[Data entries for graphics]
----

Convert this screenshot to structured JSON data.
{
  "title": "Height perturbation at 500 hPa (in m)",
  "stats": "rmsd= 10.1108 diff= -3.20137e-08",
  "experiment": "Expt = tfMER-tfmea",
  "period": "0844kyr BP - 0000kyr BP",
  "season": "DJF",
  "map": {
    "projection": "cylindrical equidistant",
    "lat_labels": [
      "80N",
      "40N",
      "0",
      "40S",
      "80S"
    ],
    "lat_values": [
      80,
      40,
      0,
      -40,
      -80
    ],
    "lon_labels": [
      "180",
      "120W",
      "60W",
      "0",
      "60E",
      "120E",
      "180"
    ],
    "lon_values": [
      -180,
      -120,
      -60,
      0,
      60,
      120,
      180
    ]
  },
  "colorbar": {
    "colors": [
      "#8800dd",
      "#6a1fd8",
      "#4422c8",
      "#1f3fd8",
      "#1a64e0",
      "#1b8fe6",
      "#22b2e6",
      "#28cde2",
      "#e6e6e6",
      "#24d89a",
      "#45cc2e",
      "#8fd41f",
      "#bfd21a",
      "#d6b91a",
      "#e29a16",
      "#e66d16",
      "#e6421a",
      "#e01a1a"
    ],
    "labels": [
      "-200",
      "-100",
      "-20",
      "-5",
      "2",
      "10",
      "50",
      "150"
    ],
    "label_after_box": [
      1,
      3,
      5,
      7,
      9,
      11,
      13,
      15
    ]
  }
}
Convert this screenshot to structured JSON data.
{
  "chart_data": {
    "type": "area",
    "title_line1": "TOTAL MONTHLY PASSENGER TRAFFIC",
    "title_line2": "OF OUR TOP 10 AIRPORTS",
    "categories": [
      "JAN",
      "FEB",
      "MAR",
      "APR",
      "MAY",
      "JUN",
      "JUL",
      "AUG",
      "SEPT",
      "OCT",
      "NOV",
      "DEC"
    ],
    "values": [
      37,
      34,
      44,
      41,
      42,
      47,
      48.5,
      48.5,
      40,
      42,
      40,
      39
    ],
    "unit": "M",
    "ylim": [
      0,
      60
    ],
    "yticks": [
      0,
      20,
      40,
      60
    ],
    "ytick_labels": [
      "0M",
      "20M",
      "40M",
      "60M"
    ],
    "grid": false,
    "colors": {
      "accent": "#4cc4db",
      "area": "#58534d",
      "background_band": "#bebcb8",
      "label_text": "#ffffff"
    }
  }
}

----

Print the material verbatim, all of it.

__Answer to the problem__:
Convert this screenshot to structured JSON data.
{
  "title": "Height perturbation at 500 hPa (in m)",
  "stats": "rmsd= 10.1108 diff= -3.20137e-08",
  "experiment": "Expt = tfMER-tfmea",
  "period": "0844kyr BP - 0000kyr BP",
  "season": "DJF",
  "map": {
    "projection": "cylindrical equidistant",
    "lat_labels": [
      "80N",
      "40N",
      "0",
      "40S",
      "80S"
    ],
    "lat_values": [
      80,
      40,
      0,
      -40,
      -80
    ],
    "lon_labels": [
      "180",
      "120W",
      "60W",
      "0",
      "60E",
      "120E",
      "180"
    ],
    "lon_values": [
      -180,
      -120,
      -60,
      0,
      60,
      120,
      180
    ]
  },
  "colorbar": {
    "colors": [
      "#8800dd",
      "#6a1fd8",
      "#4422c8",
      "#1f3fd8",
      "#1a64e0",
      "#1b8fe6",
      "#22b2e6",
      "#28cde2",
      "#e6e6e6",
      "#24d89a",
      "#45cc2e",
      "#8fd41f",
      "#bfd21a",
      "#d6b91a",
      "#e29a16",
      "#e66d16",
      "#e6421a",
      "#e01a1a"
    ],
    "labels": [
      "-200",
      "-100",
      "-20",
      "-5",
      "2",
      "10",
      "50",
      "150"
    ],
    "label_after_box": [
      1,
      3,
      5,
      7,
      9,
      11,
      13,
      15
    ]
  }
}
Convert this screenshot to structured JSON data.
{
  "chart_data": {
    "type": "area",
    "title_line1": "TOTAL MONTHLY PASSENGER TRAFFIC",
    "title_line2": "OF OUR TOP 10 AIRPORTS",
    "categories": [
      "JAN",
      "FEB",
      "MAR",
      "APR",
      "MAY",
      "JUN",
      "JUL",
      "AUG",
      "SEPT",
      "OCT",
      "NOV",
      "DEC"
    ],
    "values": [
      37,
      34,
      44,
      41,
      42,
      47,
      48.5,
      48.5,
      40,
      42,
      40,
      39
    ],
    "unit": "M",
    "ylim": [
      0,
      60
    ],
    "yticks": [
      0,
      20,
      40,
      60
    ],
    "ytick_labels": [
      "0M",
      "20M",
      "40M",
      "60M"
    ],
    "grid": false,
    "colors": {
      "accent": "#4cc4db",
      "area": "#58534d",
      "background_band": "#bebcb8",
      "label_text": "#ffffff"
    }
  }
}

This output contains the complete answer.